- _What is required_
Your task is to restate the data word for word.

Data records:

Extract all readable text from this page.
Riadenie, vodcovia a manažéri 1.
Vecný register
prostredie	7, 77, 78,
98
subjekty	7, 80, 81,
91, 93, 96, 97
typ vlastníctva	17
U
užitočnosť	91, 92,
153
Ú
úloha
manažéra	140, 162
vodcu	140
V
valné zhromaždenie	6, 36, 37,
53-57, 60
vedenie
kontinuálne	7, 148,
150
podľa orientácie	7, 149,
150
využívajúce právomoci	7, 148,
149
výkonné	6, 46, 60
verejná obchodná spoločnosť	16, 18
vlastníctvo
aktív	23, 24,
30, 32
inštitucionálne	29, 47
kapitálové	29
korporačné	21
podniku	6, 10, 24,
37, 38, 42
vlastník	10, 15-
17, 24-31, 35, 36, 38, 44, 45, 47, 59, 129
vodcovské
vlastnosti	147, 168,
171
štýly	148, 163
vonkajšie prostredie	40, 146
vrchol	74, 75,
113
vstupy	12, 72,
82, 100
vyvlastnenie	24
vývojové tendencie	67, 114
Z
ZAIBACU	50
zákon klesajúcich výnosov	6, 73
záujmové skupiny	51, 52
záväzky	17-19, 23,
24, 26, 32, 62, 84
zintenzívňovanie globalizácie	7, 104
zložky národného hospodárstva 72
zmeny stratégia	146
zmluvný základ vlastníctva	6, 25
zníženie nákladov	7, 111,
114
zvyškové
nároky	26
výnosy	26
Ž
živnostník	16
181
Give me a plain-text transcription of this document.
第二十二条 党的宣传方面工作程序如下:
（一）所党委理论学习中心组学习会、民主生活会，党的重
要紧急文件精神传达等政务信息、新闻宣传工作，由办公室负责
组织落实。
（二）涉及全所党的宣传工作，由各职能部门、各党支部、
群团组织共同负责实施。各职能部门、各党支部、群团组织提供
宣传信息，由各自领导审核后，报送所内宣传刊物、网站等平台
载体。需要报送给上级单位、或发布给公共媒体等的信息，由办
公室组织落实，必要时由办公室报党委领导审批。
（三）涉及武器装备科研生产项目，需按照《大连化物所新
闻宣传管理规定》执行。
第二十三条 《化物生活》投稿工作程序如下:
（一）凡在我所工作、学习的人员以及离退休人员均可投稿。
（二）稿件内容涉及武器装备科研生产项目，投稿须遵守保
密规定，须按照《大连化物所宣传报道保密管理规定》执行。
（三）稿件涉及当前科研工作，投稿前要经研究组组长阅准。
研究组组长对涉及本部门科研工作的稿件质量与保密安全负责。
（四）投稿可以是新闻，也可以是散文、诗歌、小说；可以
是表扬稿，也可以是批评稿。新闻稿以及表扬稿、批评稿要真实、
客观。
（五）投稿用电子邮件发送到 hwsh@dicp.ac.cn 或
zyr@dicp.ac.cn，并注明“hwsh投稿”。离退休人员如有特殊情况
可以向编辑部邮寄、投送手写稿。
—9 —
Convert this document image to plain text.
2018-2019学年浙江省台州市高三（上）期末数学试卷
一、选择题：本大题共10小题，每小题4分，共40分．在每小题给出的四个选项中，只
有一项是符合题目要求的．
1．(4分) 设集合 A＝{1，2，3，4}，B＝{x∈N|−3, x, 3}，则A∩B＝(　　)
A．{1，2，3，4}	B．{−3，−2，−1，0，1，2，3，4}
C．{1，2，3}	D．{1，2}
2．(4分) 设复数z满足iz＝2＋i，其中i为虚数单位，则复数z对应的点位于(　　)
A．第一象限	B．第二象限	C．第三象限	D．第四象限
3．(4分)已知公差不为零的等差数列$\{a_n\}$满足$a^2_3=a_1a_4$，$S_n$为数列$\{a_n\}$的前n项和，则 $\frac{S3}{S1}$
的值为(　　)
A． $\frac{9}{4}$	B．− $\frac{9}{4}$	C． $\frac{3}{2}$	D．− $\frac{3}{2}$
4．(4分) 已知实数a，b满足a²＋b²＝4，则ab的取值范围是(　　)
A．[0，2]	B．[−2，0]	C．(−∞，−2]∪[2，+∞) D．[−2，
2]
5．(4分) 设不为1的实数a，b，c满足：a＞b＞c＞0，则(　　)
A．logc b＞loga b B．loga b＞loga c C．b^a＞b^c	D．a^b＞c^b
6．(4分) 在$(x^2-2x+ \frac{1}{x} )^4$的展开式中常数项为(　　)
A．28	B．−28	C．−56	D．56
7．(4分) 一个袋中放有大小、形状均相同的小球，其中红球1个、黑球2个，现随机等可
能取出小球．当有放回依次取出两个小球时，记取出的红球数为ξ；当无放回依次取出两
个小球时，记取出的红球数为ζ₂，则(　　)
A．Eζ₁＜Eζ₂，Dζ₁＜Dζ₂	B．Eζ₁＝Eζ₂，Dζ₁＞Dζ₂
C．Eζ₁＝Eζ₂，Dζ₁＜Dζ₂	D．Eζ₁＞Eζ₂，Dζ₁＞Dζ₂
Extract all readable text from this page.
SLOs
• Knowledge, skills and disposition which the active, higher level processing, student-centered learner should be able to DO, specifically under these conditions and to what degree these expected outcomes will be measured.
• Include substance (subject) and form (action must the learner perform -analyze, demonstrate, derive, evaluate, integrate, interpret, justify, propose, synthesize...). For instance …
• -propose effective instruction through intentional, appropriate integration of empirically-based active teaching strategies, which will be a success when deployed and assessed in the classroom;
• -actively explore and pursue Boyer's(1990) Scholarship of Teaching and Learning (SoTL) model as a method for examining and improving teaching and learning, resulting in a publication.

- _Exercise response_
Extract all readable text from this page.
Riadenie, vodcovia a manažéri 1.
Vecný register
prostredie	7, 77, 78,
98
subjekty	7, 80, 81,
91, 93, 96, 97
typ vlastníctva	17
U
užitočnosť	91, 92,
153
Ú
úloha
manažéra	140, 162
vodcu	140
V
valné zhromaždenie	6, 36, 37,
53-57, 60
vedenie
kontinuálne	7, 148,
150
podľa orientácie	7, 149,
150
využívajúce právomoci	7, 148,
149
výkonné	6, 46, 60
verejná obchodná spoločnosť	16, 18
vlastníctvo
aktív	23, 24,
30, 32
inštitucionálne	29, 47
kapitálové	29
korporačné	21
podniku	6, 10, 24,
37, 38, 42
vlastník	10, 15-
17, 24-31, 35, 36, 38, 44, 45, 47, 59, 129
vodcovské
vlastnosti	147, 168,
171
štýly	148, 163
vonkajšie prostredie	40, 146
vrchol	74, 75,
113
vstupy	12, 72,
82, 100
vyvlastnenie	24
vývojové tendencie	67, 114
Z
ZAIBACU	50
zákon klesajúcich výnosov	6, 73
záujmové skupiny	51, 52
záväzky	17-19, 23,
24, 26, 32, 62, 84
zintenzívňovanie globalizácie	7, 104
zložky národného hospodárstva 72
zmeny stratégia	146
zmluvný základ vlastníctva	6, 25
zníženie nákladov	7, 111,
114
zvyškové
nároky	26
výnosy	26
Ž
živnostník	16
181
Give me a plain-text transcription of this document.
第二十二条 党的宣传方面工作程序如下:
（一）所党委理论学习中心组学习会、民主生活会，党的重
要紧急文件精神传达等政务信息、新闻宣传工作，由办公室负责
组织落实。
（二）涉及全所党的宣传工作，由各职能部门、各党支部、
群团组织共同负责实施。各职能部门、各党支部、群团组织提供
宣传信息，由各自领导审核后，报送所内宣传刊物、网站等平台
载体。需要报送给上级单位、或发布给公共媒体等的信息，由办
公室组织落实，必要时由办公室报党委领导审批。
（三）涉及武器装备科研生产项目，需按照《大连化物所新
闻宣传管理规定》执行。
第二十三条 《化物生活》投稿工作程序如下:
（一）凡在我所工作、学习的人员以及离退休人员均可投稿。
（二）稿件内容涉及武器装备科研生产项目，投稿须遵守保
密规定，须按照《大连化物所宣传报道保密管理规定》执行。
（三）稿件涉及当前科研工作，投稿前要经研究组组长阅准。
研究组组长对涉及本部门科研工作的稿件质量与保密安全负责。
（四）投稿可以是新闻，也可以是散文、诗歌、小说；可以
是表扬稿，也可以是批评稿。新闻稿以及表扬稿、批评稿要真实、
客观。
（五）投稿用电子邮件发送到 hwsh@dicp.ac.cn 或
zyr@dicp.ac.cn，并注明“hwsh投稿”。离退休人员如有特殊情况
可以向编辑部邮寄、投送手写稿。
—9 —
Convert this document image to plain text.
2018-2019学年浙江省台州市高三（上）期末数学试卷
一、选择题：本大题共10小题，每小题4分，共40分．在每小题给出的四个选项中，只
有一项是符合题目要求的．
1．(4分) 设集合 A＝{1，2，3，4}，B＝{x∈N|−3, x, 3}，则A∩B＝(　　)
A．{1，2，3，4}	B．{−3，−2，−1，0，1，2，3，4}
C．{1，2，3}	D．{1，2}
2．(4分) 设复数z满足iz＝2＋i，其中i为虚数单位，则复数z对应的点位于(　　)
A．第一象限	B．第二象限	C．第三象限	D．第四象限
3．(4分)已知公差不为零的等差数列$\{a_n\}$满足$a^2_3=a_1a_4$，$S_n$为数列$\{a_n\}$的前n项和，则 $\frac{S3}{S1}$
的值为(　　)
A． $\frac{9}{4}$	B．− $\frac{9}{4}$	C． $\frac{3}{2}$	D．− $\frac{3}{2}$
4．(4分) 已知实数a，b满足a²＋b²＝4，则ab的取值范围是(　　)
A．[0，2]	B．[−2，0]	C．(−∞，−2]∪[2，+∞) D．[−2，
2]
5．(4分) 设不为1的实数a，b，c满足：a＞b＞c＞0，则(　　)
A．logc b＞loga b B．loga b＞loga c C．b^a＞b^c	D．a^b＞c^b
6．(4分) 在$(x^2-2x+ \frac{1}{x} )^4$的展开式中常数项为(　　)
A．28	B．−28	C．−56	D．56
7．(4分) 一个袋中放有大小、形状均相同的小球，其中红球1个、黑球2个，现随机等可
能取出小球．当有放回依次取出两个小球时，记取出的红球数为ξ；当无放回依次取出两
个小球时，记取出的红球数为ζ₂，则(　　)
A．Eζ₁＜Eζ₂，Dζ₁＜Dζ₂	B．Eζ₁＝Eζ₂，Dζ₁＞Dζ₂
C．Eζ₁＝Eζ₂，Dζ₁＜Dζ₂	D．Eζ₁＞Eζ₂，Dζ₁＞Dζ₂
Extract all readable text from this page.
SLOs
• Knowledge, skills and disposition which the active, higher level processing, student-centered learner should be able to DO, specifically under these conditions and to what degree these expected outcomes will be measured.
• Include substance (subject) and form (action must the learner perform -analyze, demonstrate, derive, evaluate, integrate, interpret, justify, propose, synthesize...). For instance …
• -propose effective instruction through intentional, appropriate integration of empirically-based active teaching strategies, which will be a success when deployed and assessed in the classroom;
• -actively explore and pursue Boyer's(1990) Scholarship of Teaching and Learning (SoTL) model as a method for examining and improving teaching and learning, resulting in a publication.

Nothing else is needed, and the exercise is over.